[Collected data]
▬▬▬▬▬▬

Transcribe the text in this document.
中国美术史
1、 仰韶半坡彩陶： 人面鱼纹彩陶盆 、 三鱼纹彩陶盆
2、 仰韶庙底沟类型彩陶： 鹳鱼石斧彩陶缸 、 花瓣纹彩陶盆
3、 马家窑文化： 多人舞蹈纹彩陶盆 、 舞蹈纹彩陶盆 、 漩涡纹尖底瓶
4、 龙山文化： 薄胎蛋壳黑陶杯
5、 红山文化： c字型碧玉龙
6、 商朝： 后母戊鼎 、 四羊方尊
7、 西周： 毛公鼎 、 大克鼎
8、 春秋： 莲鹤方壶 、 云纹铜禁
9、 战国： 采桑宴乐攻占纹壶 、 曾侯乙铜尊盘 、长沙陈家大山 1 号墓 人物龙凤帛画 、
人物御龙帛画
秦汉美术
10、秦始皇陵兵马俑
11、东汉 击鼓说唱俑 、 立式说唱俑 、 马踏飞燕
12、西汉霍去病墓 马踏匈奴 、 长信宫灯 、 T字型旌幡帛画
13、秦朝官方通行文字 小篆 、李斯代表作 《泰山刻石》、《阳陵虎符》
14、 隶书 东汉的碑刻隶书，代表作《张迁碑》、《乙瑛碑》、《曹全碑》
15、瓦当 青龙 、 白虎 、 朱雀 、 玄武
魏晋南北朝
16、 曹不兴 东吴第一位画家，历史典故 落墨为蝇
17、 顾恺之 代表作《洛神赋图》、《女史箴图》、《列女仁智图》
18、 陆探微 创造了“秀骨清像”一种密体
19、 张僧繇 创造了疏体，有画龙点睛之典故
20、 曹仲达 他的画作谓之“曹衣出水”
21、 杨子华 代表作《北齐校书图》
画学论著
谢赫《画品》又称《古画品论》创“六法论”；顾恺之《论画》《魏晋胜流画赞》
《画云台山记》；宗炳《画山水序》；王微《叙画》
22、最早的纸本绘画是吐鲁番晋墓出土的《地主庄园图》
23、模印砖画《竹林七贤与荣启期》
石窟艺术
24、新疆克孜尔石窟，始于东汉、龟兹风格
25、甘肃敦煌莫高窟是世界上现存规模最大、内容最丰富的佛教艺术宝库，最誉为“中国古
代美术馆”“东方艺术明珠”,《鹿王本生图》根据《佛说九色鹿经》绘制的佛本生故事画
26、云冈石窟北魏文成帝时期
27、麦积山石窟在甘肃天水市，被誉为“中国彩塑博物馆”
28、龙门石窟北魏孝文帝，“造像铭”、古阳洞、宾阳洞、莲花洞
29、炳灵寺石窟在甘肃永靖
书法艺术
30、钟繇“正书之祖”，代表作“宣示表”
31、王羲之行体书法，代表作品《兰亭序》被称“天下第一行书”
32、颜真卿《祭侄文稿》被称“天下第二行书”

▬▬▬▬▬▬

**Problem details:**
Return every record above exactly as it appears.

**Answer for the task:**
Transcribe the text in this document.
中国美术史
1、 仰韶半坡彩陶： 人面鱼纹彩陶盆 、 三鱼纹彩陶盆
2、 仰韶庙底沟类型彩陶： 鹳鱼石斧彩陶缸 、 花瓣纹彩陶盆
3、 马家窑文化： 多人舞蹈纹彩陶盆 、 舞蹈纹彩陶盆 、 漩涡纹尖底瓶
4、 龙山文化： 薄胎蛋壳黑陶杯
5、 红山文化： c字型碧玉龙
6、 商朝： 后母戊鼎 、 四羊方尊
7、 西周： 毛公鼎 、 大克鼎
8、 春秋： 莲鹤方壶 、 云纹铜禁
9、 战国： 采桑宴乐攻占纹壶 、 曾侯乙铜尊盘 、长沙陈家大山 1 号墓 人物龙凤帛画 、
人物御龙帛画
秦汉美术
10、秦始皇陵兵马俑
11、东汉 击鼓说唱俑 、 立式说唱俑 、 马踏飞燕
12、西汉霍去病墓 马踏匈奴 、 长信宫灯 、 T字型旌幡帛画
13、秦朝官方通行文字 小篆 、李斯代表作 《泰山刻石》、《阳陵虎符》
14、 隶书 东汉的碑刻隶书，代表作《张迁碑》、《乙瑛碑》、《曹全碑》
15、瓦当 青龙 、 白虎 、 朱雀 、 玄武
魏晋南北朝
16、 曹不兴 东吴第一位画家，历史典故 落墨为蝇
17、 顾恺之 代表作《洛神赋图》、《女史箴图》、《列女仁智图》
18、 陆探微 创造了“秀骨清像”一种密体
19、 张僧繇 创造了疏体，有画龙点睛之典故
20、 曹仲达 他的画作谓之“曹衣出水”
21、 杨子华 代表作《北齐校书图》
画学论著
谢赫《画品》又称《古画品论》创“六法论”；顾恺之《论画》《魏晋胜流画赞》
《画云台山记》；宗炳《画山水序》；王微《叙画》
22、最早的纸本绘画是吐鲁番晋墓出土的《地主庄园图》
23、模印砖画《竹林七贤与荣启期》
石窟艺术
24、新疆克孜尔石窟，始于东汉、龟兹风格
25、甘肃敦煌莫高窟是世界上现存规模最大、内容最丰富的佛教艺术宝库，最誉为“中国古
代美术馆”“东方艺术明珠”,《鹿王本生图》根据《佛说九色鹿经》绘制的佛本生故事画
26、云冈石窟北魏文成帝时期
27、麦积山石窟在甘肃天水市，被誉为“中国彩塑博物馆”
28、龙门石窟北魏孝文帝，“造像铭”、古阳洞、宾阳洞、莲花洞
29、炳灵寺石窟在甘肃永靖
书法艺术
30、钟繇“正书之祖”，代表作“宣示表”
31、王羲之行体书法，代表作品《兰亭序》被称“天下第一行书”
32、颜真卿《祭侄文稿》被称“天下第二行书”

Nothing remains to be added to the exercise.